**SHORT TASK**
Will you write out the data exactly, excluding every picture?

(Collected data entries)
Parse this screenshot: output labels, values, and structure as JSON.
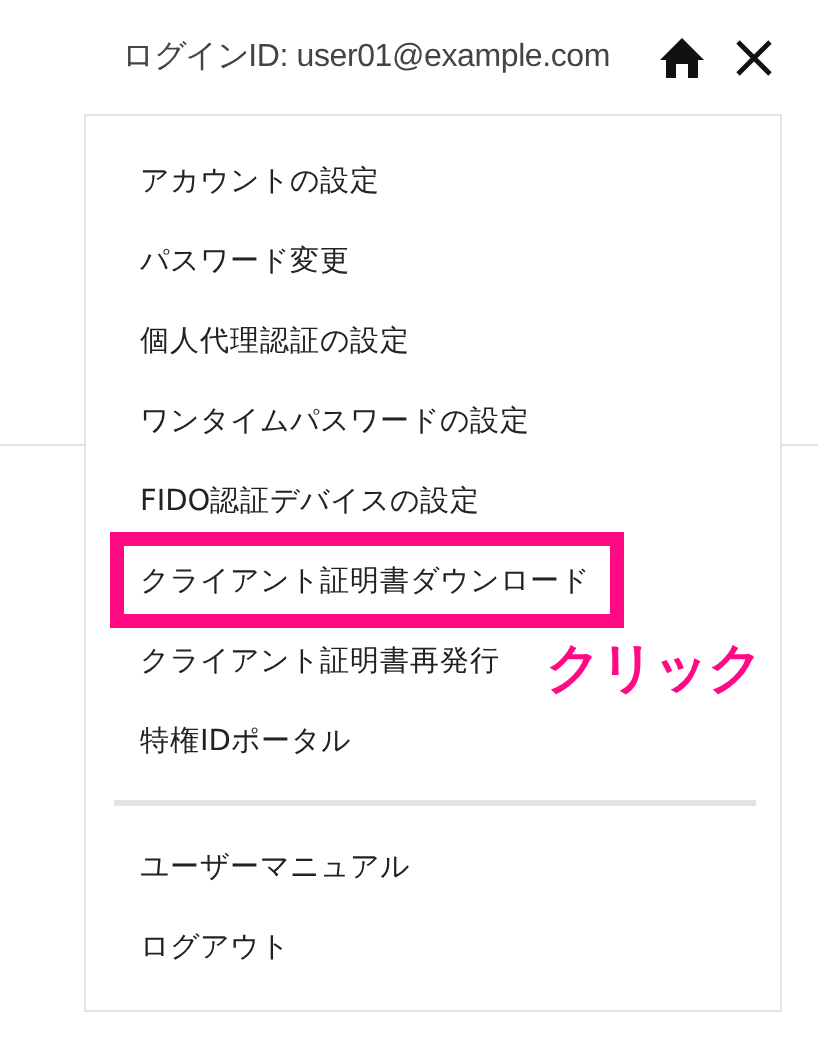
{
  "header": {
    "login_id": "ログインID: user01@example.com"
  },
  "menu": {
    "groups": [
      {
        "items": [
          {
            "label": "アカウントの設定",
            "highlighted": false
          },
          {
            "label": "パスワード変更",
            "highlighted": false
          },
          {
            "label": "個人代理認証の設定",
            "highlighted": false
          },
          {
            "label": "ワンタイムパスワードの設定",
            "highlighted": false
          },
          {
            "label": "FIDO認証デバイスの設定",
            "highlighted": false
          },
          {
            "label": "クライアント証明書ダウンロード",
            "highlighted": true
          },
          {
            "label": "クライアント証明書再発行",
            "highlighted": false
          },
          {
            "label": "特権IDポータル",
            "highlighted": false
          }
        ]
      },
      {
        "items": [
          {
            "label": "ユーザーマニュアル",
            "highlighted": false
          },
          {
            "label": "ログアウト",
            "highlighted": false
          }
        ]
      }
    ]
  },
  "annotation": {
    "text": "クリック"
  }
}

**ANSWER TO THE TASK**
Parse this screenshot: output labels, values, and structure as JSON.
{
  "header": {
    "login_id": "ログインID: user01@example.com"
  },
  "menu": {
    "groups": [
      {
        "items": [
          {
            "label": "アカウントの設定",
            "highlighted": false
          },
          {
            "label": "パスワード変更",
            "highlighted": false
          },
          {
            "label": "個人代理認証の設定",
            "highlighted": false
          },
          {
            "label": "ワンタイムパスワードの設定",
            "highlighted": false
          },
          {
            "label": "FIDO認証デバイスの設定",
            "highlighted": false
          },
          {
            "label": "クライアント証明書ダウンロード",
            "highlighted": true
          },
          {
            "label": "クライアント証明書再発行",
            "highlighted": false
          },
          {
            "label": "特権IDポータル",
            "highlighted": false
          }
        ]
      },
      {
        "items": [
          {
            "label": "ユーザーマニュアル",
            "highlighted": false
          },
          {
            "label": "ログアウト",
            "highlighted": false
          }
        ]
      }
    ]
  },
  "annotation": {
    "text": "クリック"
  }
}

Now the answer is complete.